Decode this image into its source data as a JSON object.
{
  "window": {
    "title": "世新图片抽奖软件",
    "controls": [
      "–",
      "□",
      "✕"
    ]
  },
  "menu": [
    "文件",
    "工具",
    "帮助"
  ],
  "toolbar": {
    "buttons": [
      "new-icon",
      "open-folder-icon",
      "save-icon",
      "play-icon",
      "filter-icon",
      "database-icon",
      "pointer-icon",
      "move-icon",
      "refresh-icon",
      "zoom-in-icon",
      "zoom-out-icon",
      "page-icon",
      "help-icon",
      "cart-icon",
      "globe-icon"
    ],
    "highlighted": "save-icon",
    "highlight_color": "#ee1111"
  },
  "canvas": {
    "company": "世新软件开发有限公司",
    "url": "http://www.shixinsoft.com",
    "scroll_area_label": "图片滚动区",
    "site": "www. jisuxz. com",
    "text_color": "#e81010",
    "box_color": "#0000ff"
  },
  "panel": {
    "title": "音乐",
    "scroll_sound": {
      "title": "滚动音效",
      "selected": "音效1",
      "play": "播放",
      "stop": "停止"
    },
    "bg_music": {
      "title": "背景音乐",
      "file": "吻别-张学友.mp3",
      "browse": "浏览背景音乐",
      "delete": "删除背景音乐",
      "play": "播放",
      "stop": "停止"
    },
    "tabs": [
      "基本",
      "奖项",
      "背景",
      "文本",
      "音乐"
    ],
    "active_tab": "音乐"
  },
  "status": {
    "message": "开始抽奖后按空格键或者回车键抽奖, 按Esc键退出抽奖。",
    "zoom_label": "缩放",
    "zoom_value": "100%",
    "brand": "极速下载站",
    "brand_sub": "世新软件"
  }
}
********************
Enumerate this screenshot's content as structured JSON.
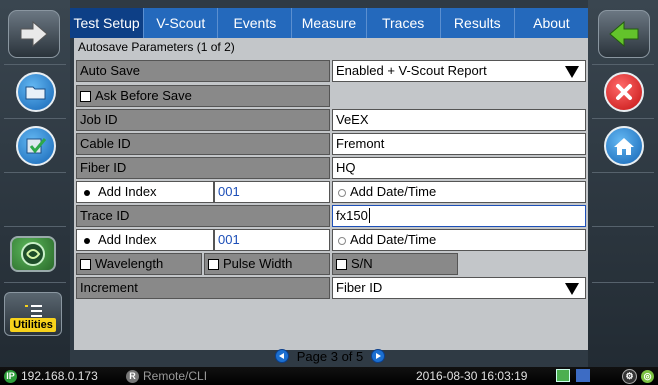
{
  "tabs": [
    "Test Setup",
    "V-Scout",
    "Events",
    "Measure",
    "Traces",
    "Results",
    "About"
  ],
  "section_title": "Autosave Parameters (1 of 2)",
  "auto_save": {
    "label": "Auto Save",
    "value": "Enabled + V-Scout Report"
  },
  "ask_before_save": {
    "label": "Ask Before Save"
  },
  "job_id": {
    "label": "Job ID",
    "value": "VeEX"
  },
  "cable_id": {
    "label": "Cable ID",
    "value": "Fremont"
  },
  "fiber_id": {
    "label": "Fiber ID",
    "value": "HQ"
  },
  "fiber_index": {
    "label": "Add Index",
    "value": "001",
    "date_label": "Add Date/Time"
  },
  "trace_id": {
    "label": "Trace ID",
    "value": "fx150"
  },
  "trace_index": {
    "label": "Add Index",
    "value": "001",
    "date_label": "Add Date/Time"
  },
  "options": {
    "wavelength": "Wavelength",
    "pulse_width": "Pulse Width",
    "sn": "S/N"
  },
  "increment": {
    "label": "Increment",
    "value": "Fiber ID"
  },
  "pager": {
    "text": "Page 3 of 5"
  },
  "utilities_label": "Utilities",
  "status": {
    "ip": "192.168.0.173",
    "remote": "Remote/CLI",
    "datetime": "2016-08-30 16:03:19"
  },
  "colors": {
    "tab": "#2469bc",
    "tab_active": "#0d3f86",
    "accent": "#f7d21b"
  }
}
********************
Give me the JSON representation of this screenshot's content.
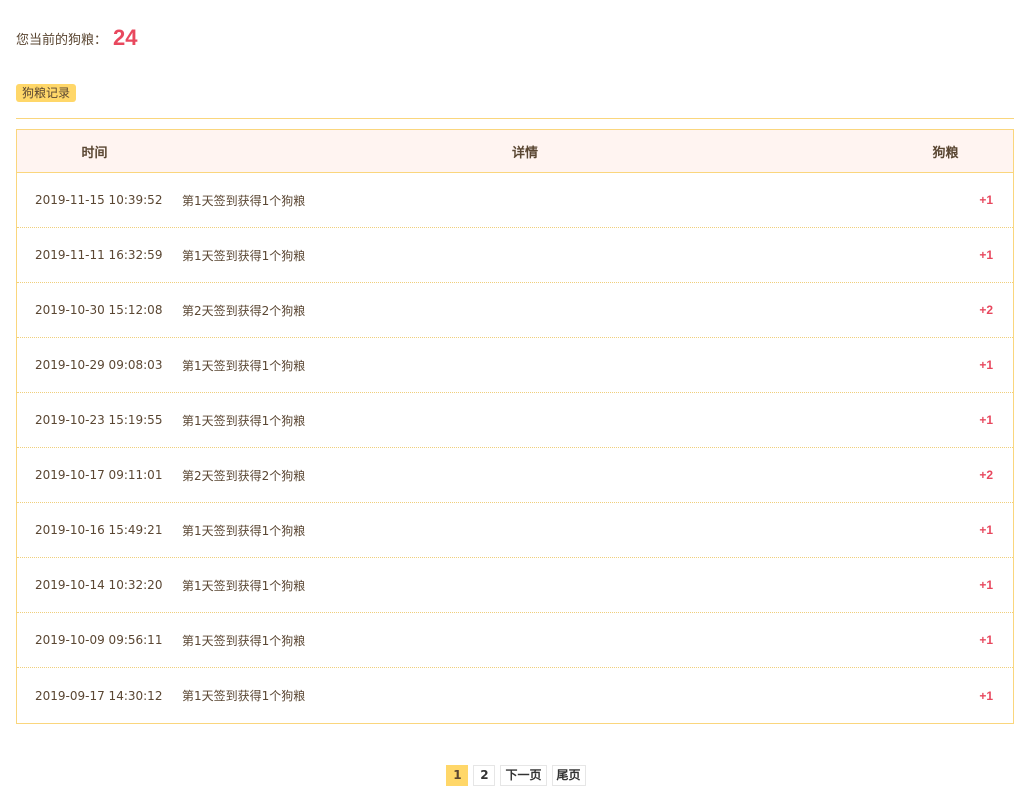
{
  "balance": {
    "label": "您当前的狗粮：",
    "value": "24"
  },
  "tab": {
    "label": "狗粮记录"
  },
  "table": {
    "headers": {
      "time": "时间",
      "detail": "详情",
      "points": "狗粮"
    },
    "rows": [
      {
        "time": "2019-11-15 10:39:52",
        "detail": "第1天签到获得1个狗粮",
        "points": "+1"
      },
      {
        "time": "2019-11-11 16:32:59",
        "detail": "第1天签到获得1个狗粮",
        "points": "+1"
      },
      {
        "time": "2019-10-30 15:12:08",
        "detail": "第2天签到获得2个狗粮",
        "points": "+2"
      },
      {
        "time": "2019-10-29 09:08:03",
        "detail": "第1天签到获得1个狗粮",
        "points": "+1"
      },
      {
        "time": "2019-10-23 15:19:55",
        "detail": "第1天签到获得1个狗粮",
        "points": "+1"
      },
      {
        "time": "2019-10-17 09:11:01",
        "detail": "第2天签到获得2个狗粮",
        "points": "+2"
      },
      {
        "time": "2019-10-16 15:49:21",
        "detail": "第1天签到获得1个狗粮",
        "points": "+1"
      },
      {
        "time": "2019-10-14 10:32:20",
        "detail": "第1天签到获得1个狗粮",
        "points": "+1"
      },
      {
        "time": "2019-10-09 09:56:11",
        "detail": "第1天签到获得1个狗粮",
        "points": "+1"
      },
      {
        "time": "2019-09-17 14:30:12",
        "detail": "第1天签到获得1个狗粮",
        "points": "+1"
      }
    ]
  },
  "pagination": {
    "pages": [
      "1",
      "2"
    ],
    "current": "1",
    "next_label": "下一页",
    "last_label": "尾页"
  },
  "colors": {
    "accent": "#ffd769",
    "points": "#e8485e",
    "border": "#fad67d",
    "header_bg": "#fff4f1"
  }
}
********************
▶ Required work
Check each line of the entries for the string "content". Copy the lines that have it.

▶ Written solution
Enumerate this screenshot's content as structured JSON.
Give me the JSON representation of this screenshot's content.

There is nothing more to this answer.